##### GIVEN TEXT

- From: Tab Atkins Jr. <jackalmage@gmail.com>
- Date: Wed, 23 May 2012 17:16:10 -0700
- To: "Kang-Hao (Kenny) Lu" <kennyluck@csail.mit.edu>
- Cc: Bjoern Hoehrmann <derhoermi@gmx.net>, WWW Style <www-style@w3.org>
On Mon, May 21, 2012 at 10:03 PM, Kang-Hao (Kenny) Lu
<kennyluck@csail.mit.edu> wrote:
> (12/05/22 9:14), Tab Atkins Jr. wrote:
>> [snip some theory about whether or not we should change the core grammar]
>>
>> We should reject changes that would break non-trivial amounts of
>> existing content. That's the only reasonable restriction that we can
>> operate under; anything else would mean that we're promoting
>> theoretical purity over improving the language for everyone else.
>
> While I more of less agree with the theory that changing for the better
> is a good thing, in this particular case, I disagree with the idea that
> putting $foo in the core grammar is actually "improving the language".
>
> In general, the effect of putting a prefixed identifier in the core
> grammar is that every time a character is tokenized, the tokenizer has
> to check to see if it is one of the prefixes and whether what follows is
> an identifier. This would mean that for fallback tokens like DELIM (i.e.
> ':', '{', '}', ';'), a redundant check to see if it is a '$' is needed.
> IMHO, redundant checks are bad because, well, it's the user's computer
> that runs this redundant check.
Yes, it basically means adding an additional case to the data state
<http://dev.w3.org/csswg/css3-syntax/#data-state>.
If you don't handle that case in the tokenizer, you have to handle it
in the parser, so I don't see how there's an efficiency penalty.
I have no idea what you mean about fallback tokens.
> (12/05/22 5:30), Tab Atkins Jr. wrote:
>> Some further details - to handle $foo in the syntax, we'll either need
>> to add a VAR token to the grammar (defined identically to HASH but
>> with the $ character instead of #)
>
> Why identical to HASH but not ATKEYWORD? HASH needs {nmchar}+ becuase
> <color> needs it. Otherwise, nowhere in CSS allows an identifier to
> start with a number, including the ID selector:
>
> # A CSS ID selector contains a "#" immediately followed by the ID
> # value, which must be an identifier.

##########
##### STORED RECORDS

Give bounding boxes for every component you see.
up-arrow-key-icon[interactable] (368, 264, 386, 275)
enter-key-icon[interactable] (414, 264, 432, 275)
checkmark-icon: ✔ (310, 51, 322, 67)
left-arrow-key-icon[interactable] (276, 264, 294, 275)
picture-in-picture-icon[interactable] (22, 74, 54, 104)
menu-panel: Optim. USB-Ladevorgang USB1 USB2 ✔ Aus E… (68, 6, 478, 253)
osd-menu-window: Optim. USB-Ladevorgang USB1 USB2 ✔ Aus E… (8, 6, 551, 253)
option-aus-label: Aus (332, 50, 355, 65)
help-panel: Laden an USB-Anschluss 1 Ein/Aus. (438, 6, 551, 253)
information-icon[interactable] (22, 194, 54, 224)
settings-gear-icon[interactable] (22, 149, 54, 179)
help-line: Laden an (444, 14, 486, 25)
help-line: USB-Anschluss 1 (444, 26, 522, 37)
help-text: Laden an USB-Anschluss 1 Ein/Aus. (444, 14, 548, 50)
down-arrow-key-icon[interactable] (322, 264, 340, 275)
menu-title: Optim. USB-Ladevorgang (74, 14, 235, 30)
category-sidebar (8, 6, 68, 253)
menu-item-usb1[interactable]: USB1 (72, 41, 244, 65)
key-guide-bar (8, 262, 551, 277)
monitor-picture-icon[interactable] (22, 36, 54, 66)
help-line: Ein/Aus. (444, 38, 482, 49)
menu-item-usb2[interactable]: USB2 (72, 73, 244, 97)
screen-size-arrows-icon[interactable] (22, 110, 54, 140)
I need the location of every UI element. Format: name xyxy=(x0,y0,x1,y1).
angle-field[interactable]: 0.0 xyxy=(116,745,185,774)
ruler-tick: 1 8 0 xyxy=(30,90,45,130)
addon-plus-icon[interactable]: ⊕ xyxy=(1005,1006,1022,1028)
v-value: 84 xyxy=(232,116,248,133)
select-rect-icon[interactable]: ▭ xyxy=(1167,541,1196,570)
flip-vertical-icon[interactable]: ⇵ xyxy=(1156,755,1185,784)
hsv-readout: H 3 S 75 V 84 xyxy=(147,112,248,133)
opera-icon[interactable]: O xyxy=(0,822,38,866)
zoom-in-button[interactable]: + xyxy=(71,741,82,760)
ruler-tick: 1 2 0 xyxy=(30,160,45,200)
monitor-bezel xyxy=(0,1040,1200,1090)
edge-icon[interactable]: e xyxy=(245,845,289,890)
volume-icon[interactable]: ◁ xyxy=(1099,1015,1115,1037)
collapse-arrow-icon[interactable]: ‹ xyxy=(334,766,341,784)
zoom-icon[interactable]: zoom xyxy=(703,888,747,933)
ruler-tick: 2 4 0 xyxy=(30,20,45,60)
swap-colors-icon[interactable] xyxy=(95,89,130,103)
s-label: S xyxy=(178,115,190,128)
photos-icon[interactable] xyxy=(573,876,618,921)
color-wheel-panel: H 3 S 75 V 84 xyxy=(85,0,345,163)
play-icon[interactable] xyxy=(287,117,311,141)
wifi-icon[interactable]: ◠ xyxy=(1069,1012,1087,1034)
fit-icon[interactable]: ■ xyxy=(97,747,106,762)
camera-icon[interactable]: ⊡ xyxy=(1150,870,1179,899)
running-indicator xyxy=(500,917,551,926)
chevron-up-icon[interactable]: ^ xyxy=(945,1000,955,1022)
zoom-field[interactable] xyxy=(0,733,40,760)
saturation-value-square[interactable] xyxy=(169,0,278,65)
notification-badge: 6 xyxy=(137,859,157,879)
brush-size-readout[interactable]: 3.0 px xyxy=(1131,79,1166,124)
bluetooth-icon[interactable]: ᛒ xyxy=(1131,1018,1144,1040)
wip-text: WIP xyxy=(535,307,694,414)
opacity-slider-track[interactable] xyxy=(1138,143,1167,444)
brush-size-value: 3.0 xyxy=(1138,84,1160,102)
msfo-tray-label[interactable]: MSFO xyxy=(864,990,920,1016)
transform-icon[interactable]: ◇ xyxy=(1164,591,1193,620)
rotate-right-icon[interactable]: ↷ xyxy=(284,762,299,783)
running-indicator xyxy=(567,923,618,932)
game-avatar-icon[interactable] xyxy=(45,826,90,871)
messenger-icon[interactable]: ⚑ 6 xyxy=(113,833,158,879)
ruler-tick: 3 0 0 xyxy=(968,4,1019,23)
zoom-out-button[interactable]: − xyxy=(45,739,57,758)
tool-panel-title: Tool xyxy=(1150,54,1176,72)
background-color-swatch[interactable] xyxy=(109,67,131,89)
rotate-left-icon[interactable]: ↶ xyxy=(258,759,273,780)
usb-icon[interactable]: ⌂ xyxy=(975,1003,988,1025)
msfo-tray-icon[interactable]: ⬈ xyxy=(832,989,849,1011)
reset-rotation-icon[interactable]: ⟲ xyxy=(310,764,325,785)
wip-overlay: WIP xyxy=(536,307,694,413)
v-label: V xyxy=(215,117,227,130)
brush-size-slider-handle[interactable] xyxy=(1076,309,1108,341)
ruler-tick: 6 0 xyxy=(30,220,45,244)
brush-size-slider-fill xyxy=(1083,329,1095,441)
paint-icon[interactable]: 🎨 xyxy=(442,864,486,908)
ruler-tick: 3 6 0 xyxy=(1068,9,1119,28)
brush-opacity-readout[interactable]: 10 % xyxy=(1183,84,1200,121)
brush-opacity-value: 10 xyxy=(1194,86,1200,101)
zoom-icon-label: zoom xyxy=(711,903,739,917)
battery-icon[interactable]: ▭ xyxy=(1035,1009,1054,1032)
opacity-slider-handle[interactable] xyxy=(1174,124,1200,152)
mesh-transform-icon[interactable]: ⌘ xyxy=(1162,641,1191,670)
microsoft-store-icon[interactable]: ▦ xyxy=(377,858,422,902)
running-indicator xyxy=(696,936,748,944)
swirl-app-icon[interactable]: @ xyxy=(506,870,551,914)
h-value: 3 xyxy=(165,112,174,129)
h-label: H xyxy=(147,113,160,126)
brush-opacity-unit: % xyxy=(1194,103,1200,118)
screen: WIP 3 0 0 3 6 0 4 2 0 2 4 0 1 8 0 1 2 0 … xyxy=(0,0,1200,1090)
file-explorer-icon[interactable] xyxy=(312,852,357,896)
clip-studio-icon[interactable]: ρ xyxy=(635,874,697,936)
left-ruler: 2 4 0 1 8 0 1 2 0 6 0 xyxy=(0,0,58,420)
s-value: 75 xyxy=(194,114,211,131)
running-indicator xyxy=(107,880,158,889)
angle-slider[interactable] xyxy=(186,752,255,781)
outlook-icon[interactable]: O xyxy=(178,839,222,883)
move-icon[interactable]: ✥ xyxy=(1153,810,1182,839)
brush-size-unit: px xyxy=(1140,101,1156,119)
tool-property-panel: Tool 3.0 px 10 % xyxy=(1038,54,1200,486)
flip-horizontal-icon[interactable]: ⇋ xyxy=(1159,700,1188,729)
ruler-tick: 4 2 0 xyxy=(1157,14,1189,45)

##########

- [WORK TO DO]
[a] Repeat the passage of the CSS syntax message that begins at the words "If you don't" and stops after the words "instead of #)".
[b] Answer these questions from the CSS syntax message:
(i) On what date was the message sent?
(ii) According to the reply, adding handling for $foo basically means adding an additional case to what?
(iii) Which character would the proposed VAR token use in place of the # character?

- [TASK SOLUTIONS]
[a]
If you don't handle that case in the tokenizer, you have to handle it
in the parser, so I don't see how there's an efficiency penalty.
I have no idea what you mean about fallback tokens.
> (12/05/22 5:30), Tab Atkins Jr. wrote:
>> Some further details - to handle $foo in the syntax, we'll either need
>> to add a VAR token to the grammar (defined identically to HASH but
>> with the $ character instead of #)

[b]
(i) Wednesday, 23 May 2012
(ii) The data state
(iii) The $ character